Rewrite the items from the start through the line that contains "The surface 306 is at (668, 438).", changing "laptop" to "notebook computer" and keeping everything else the same. Leave the pictures out of your answer.

## START RECORDS SHOWN

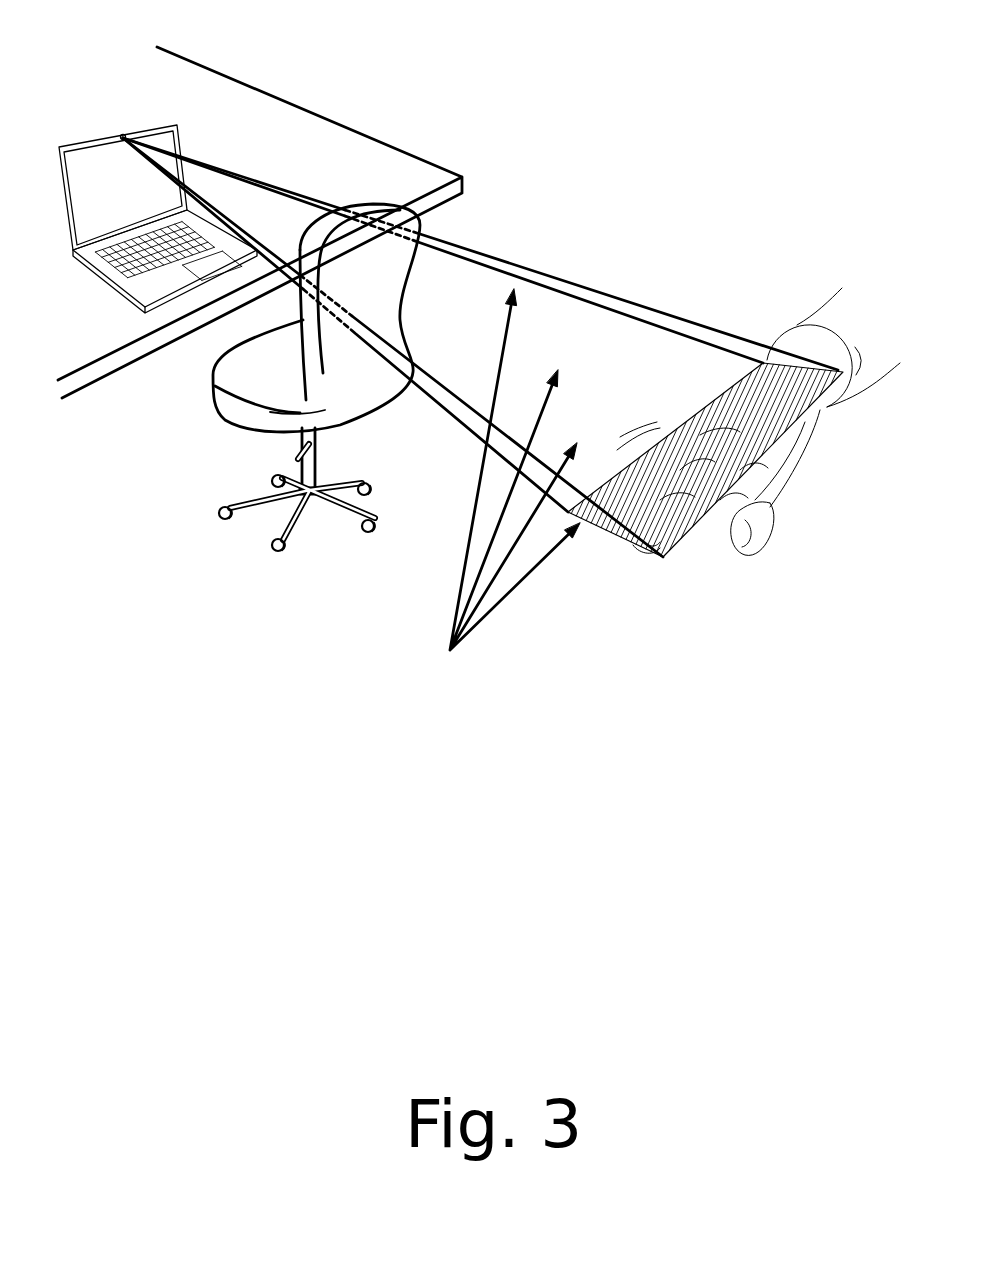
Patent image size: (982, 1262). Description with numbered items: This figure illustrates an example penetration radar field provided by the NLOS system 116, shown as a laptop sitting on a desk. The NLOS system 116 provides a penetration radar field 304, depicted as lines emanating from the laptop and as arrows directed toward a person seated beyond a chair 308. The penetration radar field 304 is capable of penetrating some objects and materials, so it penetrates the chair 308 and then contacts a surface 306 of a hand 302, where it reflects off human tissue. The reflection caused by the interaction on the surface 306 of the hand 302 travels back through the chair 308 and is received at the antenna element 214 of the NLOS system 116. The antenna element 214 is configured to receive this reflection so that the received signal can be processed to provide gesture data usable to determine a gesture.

The NLOS system 116 is at (120, 135).
The antenna element 214 is at (124, 138).
The chair 308 is at (388, 207).
The hand 302 is at (872, 438).
The surface 306 is at (668, 438).
The penetration radar field 304 is at (452, 650).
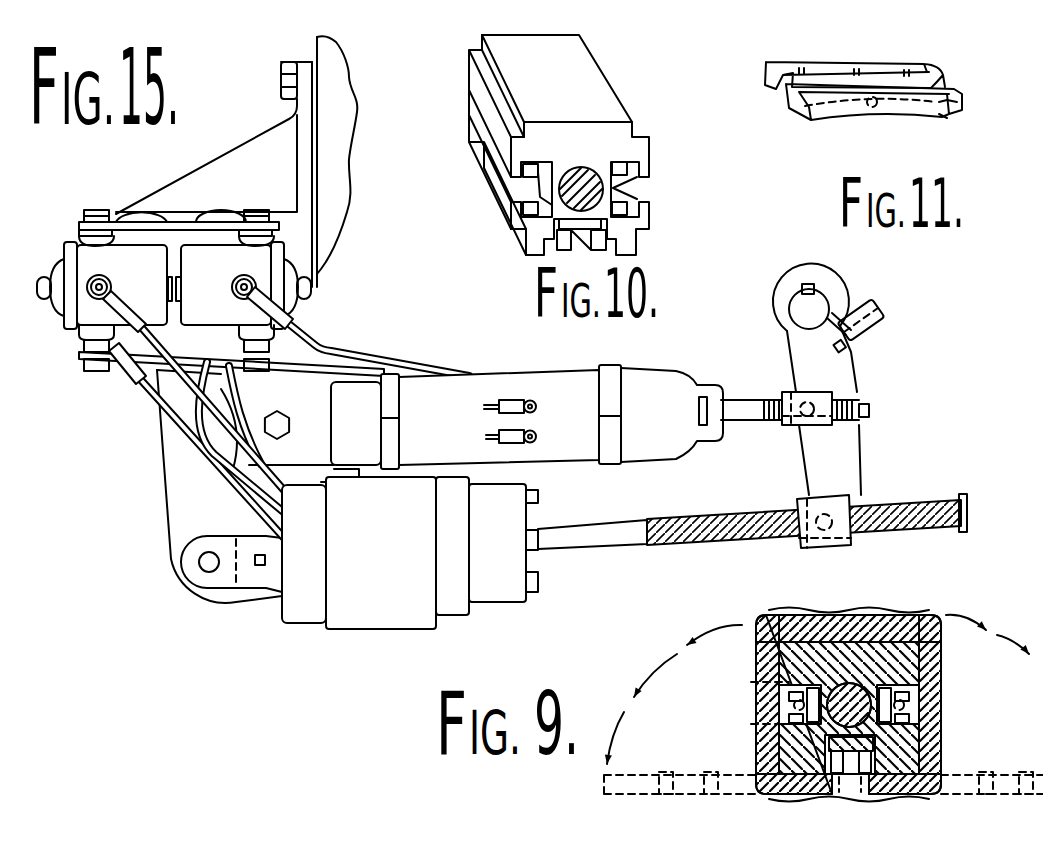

## END RECORDS SHOWN

■ **EXPECTED ANSWER**:
Patent image size: (982, 1262). Description with numbered items: This figure illustrates an example penetration radar field provided by the NLOS system 116, shown as a notebook computer sitting on a desk. The NLOS system 116 provides a penetration radar field 304, depicted as lines emanating from the notebook computer and as arrows directed toward a person seated beyond a chair 308. The penetration radar field 304 is capable of penetrating some objects and materials, so it penetrates the chair 308 and then contacts a surface 306 of a hand 302, where it reflects off human tissue. The reflection caused by the interaction on the surface 306 of the hand 302 travels back through the chair 308 and is received at the antenna element 214 of the NLOS system 116. The antenna element 214 is configured to receive this reflection so that the received signal can be processed to provide gesture data usable to determine a gesture.

The NLOS system 116 is at (120, 135).
The antenna element 214 is at (124, 138).
The chair 308 is at (388, 207).
The hand 302 is at (872, 438).
The surface 306 is at (668, 438).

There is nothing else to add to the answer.